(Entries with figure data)
------------------------------------

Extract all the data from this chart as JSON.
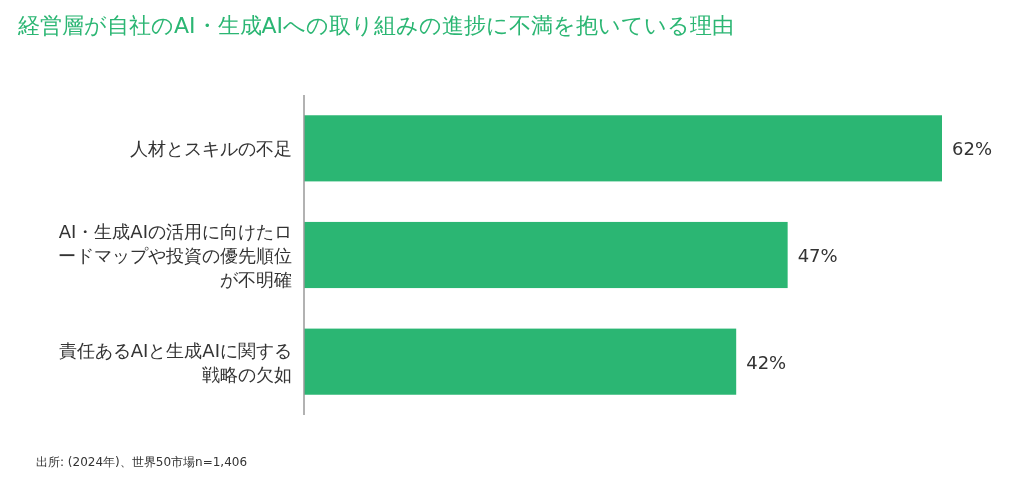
{
  "chart_data": {
    "type": "bar",
    "orientation": "horizontal",
    "title": "経営層が自社のAI・生成AIへの取り組みの進捗に不満を抱いている理由",
    "categories": [
      "人材とスキルの不足",
      "AI・生成AIの活用に向けたロードマップや投資の優先順位が不明確",
      "責任あるAIと生成AIに関する戦略の欠如"
    ],
    "values": [
      62,
      47,
      42
    ],
    "value_labels": [
      "62%",
      "47%",
      "42%"
    ],
    "color": "#2bb673",
    "annotations": [
      "出所: (2024年)、世界50市場n=1,406"
    ]
  }
}
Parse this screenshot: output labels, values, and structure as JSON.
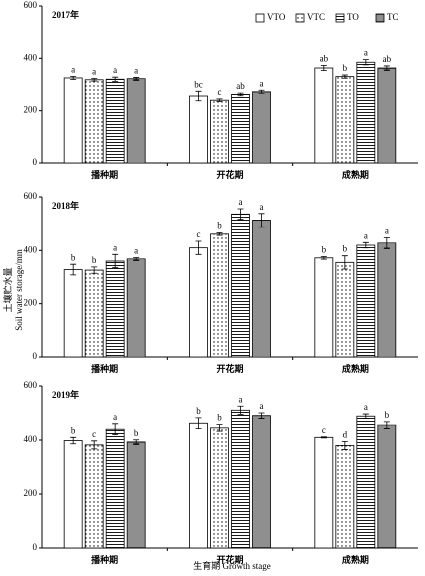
{
  "y_label": [
    "土壤贮水量",
    "Soil water storage/mm"
  ],
  "x_label": "生育期  Growth stage",
  "chart_data": [
    {
      "type": "bar",
      "title": "2017年",
      "categories": [
        "播种期",
        "开花期",
        "成熟期"
      ],
      "ylim": [
        0,
        600
      ],
      "yticks": [
        0,
        200,
        400,
        600
      ],
      "legend": "top-right",
      "series": [
        {
          "name": "VTO",
          "color": "#ffffff",
          "pattern": "none",
          "values": [
            325,
            256,
            363
          ],
          "errors": [
            6,
            18,
            10
          ],
          "significance": [
            "a",
            "bc",
            "ab"
          ]
        },
        {
          "name": "VTC",
          "color": "#ffffff",
          "pattern": "dots",
          "values": [
            318,
            240,
            330
          ],
          "errors": [
            5,
            5,
            6
          ],
          "significance": [
            "a",
            "c",
            "b"
          ]
        },
        {
          "name": "TO",
          "color": "#ffffff",
          "pattern": "lines",
          "values": [
            320,
            262,
            385
          ],
          "errors": [
            8,
            5,
            10
          ],
          "significance": [
            "a",
            "ab",
            "a"
          ]
        },
        {
          "name": "TC",
          "color": "#ffffff",
          "pattern": "dense-lines",
          "values": [
            322,
            272,
            363
          ],
          "errors": [
            5,
            6,
            8
          ],
          "significance": [
            "a",
            "a",
            "ab"
          ]
        }
      ]
    },
    {
      "type": "bar",
      "title": "2018年",
      "categories": [
        "播种期",
        "开花期",
        "成熟期"
      ],
      "ylim": [
        0,
        600
      ],
      "yticks": [
        0,
        200,
        400,
        600
      ],
      "legend": "none",
      "series": [
        {
          "name": "VTO",
          "color": "#ffffff",
          "pattern": "none",
          "values": [
            328,
            410,
            372
          ],
          "errors": [
            20,
            25,
            5
          ],
          "significance": [
            "b",
            "c",
            "b"
          ]
        },
        {
          "name": "VTC",
          "color": "#ffffff",
          "pattern": "dots",
          "values": [
            326,
            462,
            355
          ],
          "errors": [
            12,
            5,
            25
          ],
          "significance": [
            "b",
            "b",
            "b"
          ]
        },
        {
          "name": "TO",
          "color": "#ffffff",
          "pattern": "lines",
          "values": [
            360,
            535,
            420
          ],
          "errors": [
            25,
            20,
            10
          ],
          "significance": [
            "a",
            "a",
            "a"
          ]
        },
        {
          "name": "TC",
          "color": "#ffffff",
          "pattern": "dense-lines",
          "values": [
            368,
            512,
            428
          ],
          "errors": [
            5,
            25,
            20
          ],
          "significance": [
            "a",
            "a",
            "a"
          ]
        }
      ]
    },
    {
      "type": "bar",
      "title": "2019年",
      "categories": [
        "播种期",
        "开花期",
        "成熟期"
      ],
      "ylim": [
        0,
        600
      ],
      "yticks": [
        0,
        200,
        400,
        600
      ],
      "legend": "none",
      "series": [
        {
          "name": "VTO",
          "color": "#ffffff",
          "pattern": "none",
          "values": [
            398,
            462,
            410
          ],
          "errors": [
            12,
            20,
            2
          ],
          "significance": [
            "b",
            "b",
            "c"
          ]
        },
        {
          "name": "VTC",
          "color": "#ffffff",
          "pattern": "dots",
          "values": [
            382,
            445,
            380
          ],
          "errors": [
            15,
            12,
            15
          ],
          "significance": [
            "c",
            "b",
            "d"
          ]
        },
        {
          "name": "TO",
          "color": "#ffffff",
          "pattern": "lines",
          "values": [
            440,
            510,
            488
          ],
          "errors": [
            20,
            15,
            8
          ],
          "significance": [
            "a",
            "a",
            "a"
          ]
        },
        {
          "name": "TC",
          "color": "#ffffff",
          "pattern": "dense-lines",
          "values": [
            393,
            490,
            455
          ],
          "errors": [
            8,
            10,
            12
          ],
          "significance": [
            "b",
            "a",
            "b"
          ]
        }
      ]
    }
  ]
}
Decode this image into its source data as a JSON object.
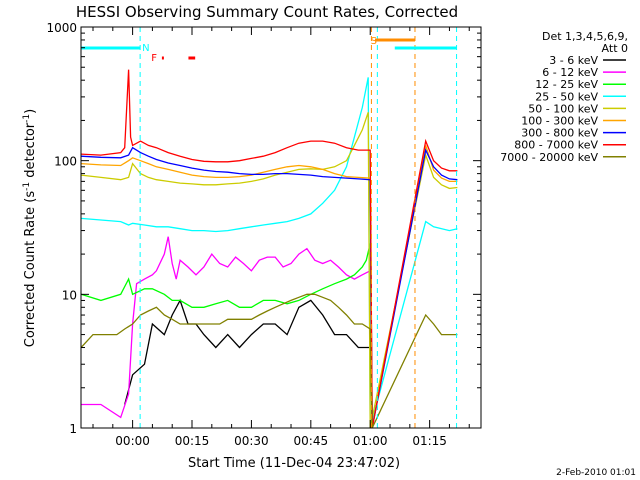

------------------------------------

■ Exercise requirements: All the records need to be repeated exactly, with the images dropped.

■ Exercise answer:
Extract all the data from this chart as JSON.
{
  "chart_data": {
    "type": "bar",
    "orientation": "horizontal",
    "title": "経営層が自社のAI・生成AIへの取り組みの進捗に不満を抱いている理由",
    "categories": [
      "人材とスキルの不足",
      "AI・生成AIの活用に向けたロードマップや投資の優先順位が不明確",
      "責任あるAIと生成AIに関する戦略の欠如"
    ],
    "values": [
      62,
      47,
      42
    ],
    "value_labels": [
      "62%",
      "47%",
      "42%"
    ],
    "color": "#2bb673",
    "annotations": [
      "出所: (2024年)、世界50市場n=1,406"
    ]
  }
}
Parse this screenshot: output labels, values, and structure as JSON.
{
  "y_label": [
    "土壤贮水量",
    "Soil water storage/mm"
  ],
  "x_label": "生育期  Growth stage",
  "chart_data": [
    {
      "type": "bar",
      "title": "2017年",
      "categories": [
        "播种期",
        "开花期",
        "成熟期"
      ],
      "ylim": [
        0,
        600
      ],
      "yticks": [
        0,
        200,
        400,
        600
      ],
      "legend": "top-right",
      "series": [
        {
          "name": "VTO",
          "color": "#ffffff",
          "pattern": "none",
          "values": [
            325,
            256,
            363
          ],
          "errors": [
            6,
            18,
            10
          ],
          "significance": [
            "a",
            "bc",
            "ab"
          ]
        },
        {
          "name": "VTC",
          "color": "#ffffff",
          "pattern": "dots",
          "values": [
            318,
            240,
            330
          ],
          "errors": [
            5,
            5,
            6
          ],
          "significance": [
            "a",
            "c",
            "b"
          ]
        },
        {
          "name": "TO",
          "color": "#ffffff",
          "pattern": "lines",
          "values": [
            320,
            262,
            385
          ],
          "errors": [
            8,
            5,
            10
          ],
          "significance": [
            "a",
            "ab",
            "a"
          ]
        },
        {
          "name": "TC",
          "color": "#ffffff",
          "pattern": "dense-lines",
          "values": [
            322,
            272,
            363
          ],
          "errors": [
            5,
            6,
            8
          ],
          "significance": [
            "a",
            "a",
            "ab"
          ]
        }
      ]
    },
    {
      "type": "bar",
      "title": "2018年",
      "categories": [
        "播种期",
        "开花期",
        "成熟期"
      ],
      "ylim": [
        0,
        600
      ],
      "yticks": [
        0,
        200,
        400,
        600
      ],
      "legend": "none",
      "series": [
        {
          "name": "VTO",
          "color": "#ffffff",
          "pattern": "none",
          "values": [
            328,
            410,
            372
          ],
          "errors": [
            20,
            25,
            5
          ],
          "significance": [
            "b",
            "c",
            "b"
          ]
        },
        {
          "name": "VTC",
          "color": "#ffffff",
          "pattern": "dots",
          "values": [
            326,
            462,
            355
          ],
          "errors": [
            12,
            5,
            25
          ],
          "significance": [
            "b",
            "b",
            "b"
          ]
        },
        {
          "name": "TO",
          "color": "#ffffff",
          "pattern": "lines",
          "values": [
            360,
            535,
            420
          ],
          "errors": [
            25,
            20,
            10
          ],
          "significance": [
            "a",
            "a",
            "a"
          ]
        },
        {
          "name": "TC",
          "color": "#ffffff",
          "pattern": "dense-lines",
          "values": [
            368,
            512,
            428
          ],
          "errors": [
            5,
            25,
            20
          ],
          "significance": [
            "a",
            "a",
            "a"
          ]
        }
      ]
    },
    {
      "type": "bar",
      "title": "2019年",
      "categories": [
        "播种期",
        "开花期",
        "成熟期"
      ],
      "ylim": [
        0,
        600
      ],
      "yticks": [
        0,
        200,
        400,
        600
      ],
      "legend": "none",
      "series": [
        {
          "name": "VTO",
          "color": "#ffffff",
          "pattern": "none",
          "values": [
            398,
            462,
            410
          ],
          "errors": [
            12,
            20,
            2
          ],
          "significance": [
            "b",
            "b",
            "c"
          ]
        },
        {
          "name": "VTC",
          "color": "#ffffff",
          "pattern": "dots",
          "values": [
            382,
            445,
            380
          ],
          "errors": [
            15,
            12,
            15
          ],
          "significance": [
            "c",
            "b",
            "d"
          ]
        },
        {
          "name": "TO",
          "color": "#ffffff",
          "pattern": "lines",
          "values": [
            440,
            510,
            488
          ],
          "errors": [
            20,
            15,
            8
          ],
          "significance": [
            "a",
            "a",
            "a"
          ]
        },
        {
          "name": "TC",
          "color": "#ffffff",
          "pattern": "dense-lines",
          "values": [
            393,
            490,
            455
          ],
          "errors": [
            8,
            10,
            12
          ],
          "significance": [
            "b",
            "a",
            "b"
          ]
        }
      ]
    }
  ]
}
Decode this image into its source data as a JSON object.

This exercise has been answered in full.